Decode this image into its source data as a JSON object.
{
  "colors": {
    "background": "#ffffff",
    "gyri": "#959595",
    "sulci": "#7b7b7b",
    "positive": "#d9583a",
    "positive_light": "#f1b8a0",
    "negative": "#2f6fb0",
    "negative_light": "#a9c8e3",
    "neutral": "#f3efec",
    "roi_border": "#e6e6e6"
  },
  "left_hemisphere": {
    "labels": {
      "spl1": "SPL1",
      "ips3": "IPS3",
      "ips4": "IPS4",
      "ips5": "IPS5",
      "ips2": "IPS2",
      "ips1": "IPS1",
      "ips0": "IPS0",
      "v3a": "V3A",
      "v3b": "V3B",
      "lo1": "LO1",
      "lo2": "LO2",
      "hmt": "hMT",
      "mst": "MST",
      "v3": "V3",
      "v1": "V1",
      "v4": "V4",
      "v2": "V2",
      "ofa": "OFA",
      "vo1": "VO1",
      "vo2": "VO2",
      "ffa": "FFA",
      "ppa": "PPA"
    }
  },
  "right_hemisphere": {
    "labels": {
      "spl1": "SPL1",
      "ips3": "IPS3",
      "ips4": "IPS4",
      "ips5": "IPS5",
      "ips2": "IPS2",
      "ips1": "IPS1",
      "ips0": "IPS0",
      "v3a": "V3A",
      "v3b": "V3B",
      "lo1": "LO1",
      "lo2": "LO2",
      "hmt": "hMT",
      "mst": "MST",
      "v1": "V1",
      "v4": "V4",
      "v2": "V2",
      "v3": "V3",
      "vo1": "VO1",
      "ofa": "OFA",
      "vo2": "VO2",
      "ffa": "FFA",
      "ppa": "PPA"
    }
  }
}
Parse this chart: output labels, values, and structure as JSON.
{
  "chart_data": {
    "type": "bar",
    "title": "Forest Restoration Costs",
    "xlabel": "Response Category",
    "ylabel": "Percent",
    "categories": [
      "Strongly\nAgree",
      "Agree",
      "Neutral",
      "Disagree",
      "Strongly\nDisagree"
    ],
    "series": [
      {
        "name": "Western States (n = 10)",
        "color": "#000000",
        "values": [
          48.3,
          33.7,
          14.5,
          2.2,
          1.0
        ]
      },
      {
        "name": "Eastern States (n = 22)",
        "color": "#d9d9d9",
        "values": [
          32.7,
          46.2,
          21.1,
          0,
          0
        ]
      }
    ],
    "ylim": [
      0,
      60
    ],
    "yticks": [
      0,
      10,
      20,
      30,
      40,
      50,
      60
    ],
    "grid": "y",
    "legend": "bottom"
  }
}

---------------

__WHAT THIS TASK INVOLVES__
Repeat every line of the material exactly as given.

__EXPECTED ANSWER__
Decode this image into its source data as a JSON object.
{
  "colors": {
    "background": "#ffffff",
    "gyri": "#959595",
    "sulci": "#7b7b7b",
    "positive": "#d9583a",
    "positive_light": "#f1b8a0",
    "negative": "#2f6fb0",
    "negative_light": "#a9c8e3",
    "neutral": "#f3efec",
    "roi_border": "#e6e6e6"
  },
  "left_hemisphere": {
    "labels": {
      "spl1": "SPL1",
      "ips3": "IPS3",
      "ips4": "IPS4",
      "ips5": "IPS5",
      "ips2": "IPS2",
      "ips1": "IPS1",
      "ips0": "IPS0",
      "v3a": "V3A",
      "v3b": "V3B",
      "lo1": "LO1",
      "lo2": "LO2",
      "hmt": "hMT",
      "mst": "MST",
      "v3": "V3",
      "v1": "V1",
      "v4": "V4",
      "v2": "V2",
      "ofa": "OFA",
      "vo1": "VO1",
      "vo2": "VO2",
      "ffa": "FFA",
      "ppa": "PPA"
    }
  },
  "right_hemisphere": {
    "labels": {
      "spl1": "SPL1",
      "ips3": "IPS3",
      "ips4": "IPS4",
      "ips5": "IPS5",
      "ips2": "IPS2",
      "ips1": "IPS1",
      "ips0": "IPS0",
      "v3a": "V3A",
      "v3b": "V3B",
      "lo1": "LO1",
      "lo2": "LO2",
      "hmt": "hMT",
      "mst": "MST",
      "v1": "V1",
      "v4": "V4",
      "v2": "V2",
      "v3": "V3",
      "vo1": "VO1",
      "ofa": "OFA",
      "vo2": "VO2",
      "ffa": "FFA",
      "ppa": "PPA"
    }
  }
}
Parse this chart: output labels, values, and structure as JSON.
{
  "chart_data": {
    "type": "bar",
    "title": "Forest Restoration Costs",
    "xlabel": "Response Category",
    "ylabel": "Percent",
    "categories": [
      "Strongly\nAgree",
      "Agree",
      "Neutral",
      "Disagree",
      "Strongly\nDisagree"
    ],
    "series": [
      {
        "name": "Western States (n = 10)",
        "color": "#000000",
        "values": [
          48.3,
          33.7,
          14.5,
          2.2,
          1.0
        ]
      },
      {
        "name": "Eastern States (n = 22)",
        "color": "#d9d9d9",
        "values": [
          32.7,
          46.2,
          21.1,
          0,
          0
        ]
      }
    ],
    "ylim": [
      0,
      60
    ],
    "yticks": [
      0,
      10,
      20,
      30,
      40,
      50,
      60
    ],
    "grid": "y",
    "legend": "bottom"
  }
}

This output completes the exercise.